In the entries below, count every line with the word "Strain". Return only the count.

Start

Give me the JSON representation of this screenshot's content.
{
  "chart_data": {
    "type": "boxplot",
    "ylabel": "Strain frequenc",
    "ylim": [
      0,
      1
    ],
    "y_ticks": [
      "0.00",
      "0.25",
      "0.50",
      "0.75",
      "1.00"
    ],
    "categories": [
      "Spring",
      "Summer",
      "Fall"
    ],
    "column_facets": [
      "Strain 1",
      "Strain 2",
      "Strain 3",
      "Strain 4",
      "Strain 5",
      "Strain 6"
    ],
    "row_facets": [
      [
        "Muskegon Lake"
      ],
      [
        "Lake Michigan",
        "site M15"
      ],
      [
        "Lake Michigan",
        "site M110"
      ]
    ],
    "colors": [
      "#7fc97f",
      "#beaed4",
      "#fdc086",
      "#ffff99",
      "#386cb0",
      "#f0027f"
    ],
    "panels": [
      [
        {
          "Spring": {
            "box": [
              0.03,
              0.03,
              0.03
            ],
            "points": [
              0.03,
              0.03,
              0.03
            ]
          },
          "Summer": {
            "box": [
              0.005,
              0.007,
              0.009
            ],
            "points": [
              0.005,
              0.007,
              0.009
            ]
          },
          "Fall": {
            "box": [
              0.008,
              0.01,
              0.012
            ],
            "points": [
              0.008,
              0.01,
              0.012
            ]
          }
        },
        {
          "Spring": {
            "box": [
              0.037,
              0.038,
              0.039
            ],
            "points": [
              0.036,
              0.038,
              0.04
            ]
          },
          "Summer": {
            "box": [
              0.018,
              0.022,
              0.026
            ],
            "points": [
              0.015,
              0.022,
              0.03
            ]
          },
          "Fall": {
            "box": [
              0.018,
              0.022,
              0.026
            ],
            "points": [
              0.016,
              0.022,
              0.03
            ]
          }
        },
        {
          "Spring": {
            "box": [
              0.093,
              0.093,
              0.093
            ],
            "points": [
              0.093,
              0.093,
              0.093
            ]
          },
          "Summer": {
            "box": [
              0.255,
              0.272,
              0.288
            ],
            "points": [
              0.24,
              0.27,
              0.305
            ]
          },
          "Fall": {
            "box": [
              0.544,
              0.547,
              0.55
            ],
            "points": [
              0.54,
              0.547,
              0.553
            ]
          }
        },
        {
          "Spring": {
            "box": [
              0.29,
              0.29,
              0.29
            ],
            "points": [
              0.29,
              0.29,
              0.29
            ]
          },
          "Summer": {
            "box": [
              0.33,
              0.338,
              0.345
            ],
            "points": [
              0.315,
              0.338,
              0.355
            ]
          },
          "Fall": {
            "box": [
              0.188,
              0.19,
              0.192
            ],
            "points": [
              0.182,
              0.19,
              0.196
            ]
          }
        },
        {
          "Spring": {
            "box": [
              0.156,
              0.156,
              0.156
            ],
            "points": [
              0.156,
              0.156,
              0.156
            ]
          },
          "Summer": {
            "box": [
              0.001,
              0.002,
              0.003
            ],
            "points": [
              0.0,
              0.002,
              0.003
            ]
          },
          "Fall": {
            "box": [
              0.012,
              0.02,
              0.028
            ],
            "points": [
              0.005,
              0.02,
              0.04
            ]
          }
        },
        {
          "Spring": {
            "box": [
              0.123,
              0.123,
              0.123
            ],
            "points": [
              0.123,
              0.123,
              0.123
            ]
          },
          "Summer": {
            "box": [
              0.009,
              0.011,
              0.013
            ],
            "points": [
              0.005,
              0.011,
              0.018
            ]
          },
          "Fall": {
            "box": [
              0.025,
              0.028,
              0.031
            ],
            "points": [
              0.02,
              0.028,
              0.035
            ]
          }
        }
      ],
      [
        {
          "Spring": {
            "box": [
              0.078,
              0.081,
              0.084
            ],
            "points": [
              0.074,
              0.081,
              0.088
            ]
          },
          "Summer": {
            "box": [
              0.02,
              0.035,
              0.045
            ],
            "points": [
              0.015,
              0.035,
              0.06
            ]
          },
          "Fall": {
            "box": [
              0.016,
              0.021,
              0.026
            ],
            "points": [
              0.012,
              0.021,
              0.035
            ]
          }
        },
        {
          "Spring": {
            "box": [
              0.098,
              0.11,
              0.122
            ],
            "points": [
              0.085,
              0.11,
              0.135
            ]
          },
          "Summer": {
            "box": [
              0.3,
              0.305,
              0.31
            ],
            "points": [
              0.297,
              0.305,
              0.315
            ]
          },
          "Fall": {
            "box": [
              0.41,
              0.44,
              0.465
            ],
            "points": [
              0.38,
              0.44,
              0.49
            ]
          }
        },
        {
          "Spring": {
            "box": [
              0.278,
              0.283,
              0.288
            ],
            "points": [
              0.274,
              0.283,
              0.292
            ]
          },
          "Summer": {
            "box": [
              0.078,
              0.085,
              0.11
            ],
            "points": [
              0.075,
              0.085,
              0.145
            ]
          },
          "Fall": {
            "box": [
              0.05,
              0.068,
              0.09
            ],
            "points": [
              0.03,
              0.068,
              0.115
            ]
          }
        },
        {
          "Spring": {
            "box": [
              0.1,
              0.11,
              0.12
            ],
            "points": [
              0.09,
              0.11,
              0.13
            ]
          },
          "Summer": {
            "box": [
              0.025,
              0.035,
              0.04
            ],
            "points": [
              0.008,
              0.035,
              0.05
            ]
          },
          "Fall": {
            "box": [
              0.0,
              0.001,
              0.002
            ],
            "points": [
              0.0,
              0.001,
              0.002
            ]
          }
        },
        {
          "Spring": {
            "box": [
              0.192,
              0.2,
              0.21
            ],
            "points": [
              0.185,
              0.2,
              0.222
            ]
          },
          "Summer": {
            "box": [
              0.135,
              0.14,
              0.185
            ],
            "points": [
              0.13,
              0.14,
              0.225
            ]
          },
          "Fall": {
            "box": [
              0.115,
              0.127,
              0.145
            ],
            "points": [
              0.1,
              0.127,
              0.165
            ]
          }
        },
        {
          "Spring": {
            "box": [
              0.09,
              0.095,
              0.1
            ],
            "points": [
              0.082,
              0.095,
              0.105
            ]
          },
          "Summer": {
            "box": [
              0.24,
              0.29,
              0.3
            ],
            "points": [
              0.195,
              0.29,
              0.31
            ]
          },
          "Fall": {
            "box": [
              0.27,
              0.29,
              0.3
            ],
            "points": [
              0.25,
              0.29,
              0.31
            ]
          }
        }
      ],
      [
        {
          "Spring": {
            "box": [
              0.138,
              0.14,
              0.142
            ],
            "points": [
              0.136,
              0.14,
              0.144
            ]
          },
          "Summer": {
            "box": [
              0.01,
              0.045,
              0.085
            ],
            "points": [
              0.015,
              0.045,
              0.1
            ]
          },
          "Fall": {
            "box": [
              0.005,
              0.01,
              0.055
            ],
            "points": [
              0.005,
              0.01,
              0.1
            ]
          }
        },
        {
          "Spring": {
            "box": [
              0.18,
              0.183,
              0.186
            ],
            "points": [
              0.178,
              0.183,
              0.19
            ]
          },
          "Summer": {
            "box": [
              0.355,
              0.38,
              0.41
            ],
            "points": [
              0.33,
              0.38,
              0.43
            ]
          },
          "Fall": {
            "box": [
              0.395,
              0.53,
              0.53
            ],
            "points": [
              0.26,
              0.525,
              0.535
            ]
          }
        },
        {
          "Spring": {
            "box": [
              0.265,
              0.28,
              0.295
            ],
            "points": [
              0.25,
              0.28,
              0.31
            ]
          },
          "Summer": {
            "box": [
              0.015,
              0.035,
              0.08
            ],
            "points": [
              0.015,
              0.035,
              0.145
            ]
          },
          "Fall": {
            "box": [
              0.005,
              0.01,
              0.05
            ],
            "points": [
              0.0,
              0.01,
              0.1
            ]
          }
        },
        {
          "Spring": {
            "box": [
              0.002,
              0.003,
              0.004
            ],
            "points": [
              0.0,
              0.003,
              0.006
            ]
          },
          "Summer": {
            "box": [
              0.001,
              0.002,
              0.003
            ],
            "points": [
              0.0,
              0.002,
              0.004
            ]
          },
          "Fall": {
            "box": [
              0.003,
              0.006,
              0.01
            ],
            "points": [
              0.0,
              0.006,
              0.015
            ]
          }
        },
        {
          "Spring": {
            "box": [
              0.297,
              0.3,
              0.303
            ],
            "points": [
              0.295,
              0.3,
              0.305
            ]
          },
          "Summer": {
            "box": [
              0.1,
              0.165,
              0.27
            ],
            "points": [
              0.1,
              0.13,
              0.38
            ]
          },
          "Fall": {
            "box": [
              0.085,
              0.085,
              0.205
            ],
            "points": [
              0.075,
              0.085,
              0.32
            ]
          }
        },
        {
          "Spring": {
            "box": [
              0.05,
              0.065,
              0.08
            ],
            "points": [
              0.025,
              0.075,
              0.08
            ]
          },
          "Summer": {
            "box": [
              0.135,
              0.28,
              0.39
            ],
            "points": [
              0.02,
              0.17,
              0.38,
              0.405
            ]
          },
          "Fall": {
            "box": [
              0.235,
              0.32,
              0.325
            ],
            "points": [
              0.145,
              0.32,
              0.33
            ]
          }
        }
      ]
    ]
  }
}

End

■ The completed task ■
7